* Begin *

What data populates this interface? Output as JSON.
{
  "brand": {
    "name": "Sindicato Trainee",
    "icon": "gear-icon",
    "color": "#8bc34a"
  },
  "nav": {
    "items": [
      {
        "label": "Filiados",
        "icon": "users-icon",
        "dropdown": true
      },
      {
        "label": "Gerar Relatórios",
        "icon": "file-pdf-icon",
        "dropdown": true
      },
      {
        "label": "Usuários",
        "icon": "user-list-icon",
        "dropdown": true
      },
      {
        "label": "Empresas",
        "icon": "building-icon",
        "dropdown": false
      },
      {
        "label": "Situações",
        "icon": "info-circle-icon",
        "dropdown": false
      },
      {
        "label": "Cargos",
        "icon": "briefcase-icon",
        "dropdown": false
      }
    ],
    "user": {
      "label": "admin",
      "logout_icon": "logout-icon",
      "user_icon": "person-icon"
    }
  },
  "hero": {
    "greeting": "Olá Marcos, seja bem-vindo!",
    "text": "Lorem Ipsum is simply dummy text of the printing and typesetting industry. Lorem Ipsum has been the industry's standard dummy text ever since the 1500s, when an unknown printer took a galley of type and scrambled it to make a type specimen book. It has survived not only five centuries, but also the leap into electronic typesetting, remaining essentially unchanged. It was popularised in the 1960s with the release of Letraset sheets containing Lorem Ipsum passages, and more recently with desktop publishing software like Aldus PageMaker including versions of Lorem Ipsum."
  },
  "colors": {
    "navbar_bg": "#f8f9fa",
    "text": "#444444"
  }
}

* End *

Search the data for the string "label" and copy each line where it appears.

        "label": "Filiados",
        "label": "Gerar Relatórios",
        "label": "Usuários",
        "label": "Empresas",
        "label": "Situações",
        "label": "Cargos",
      "label": "admin",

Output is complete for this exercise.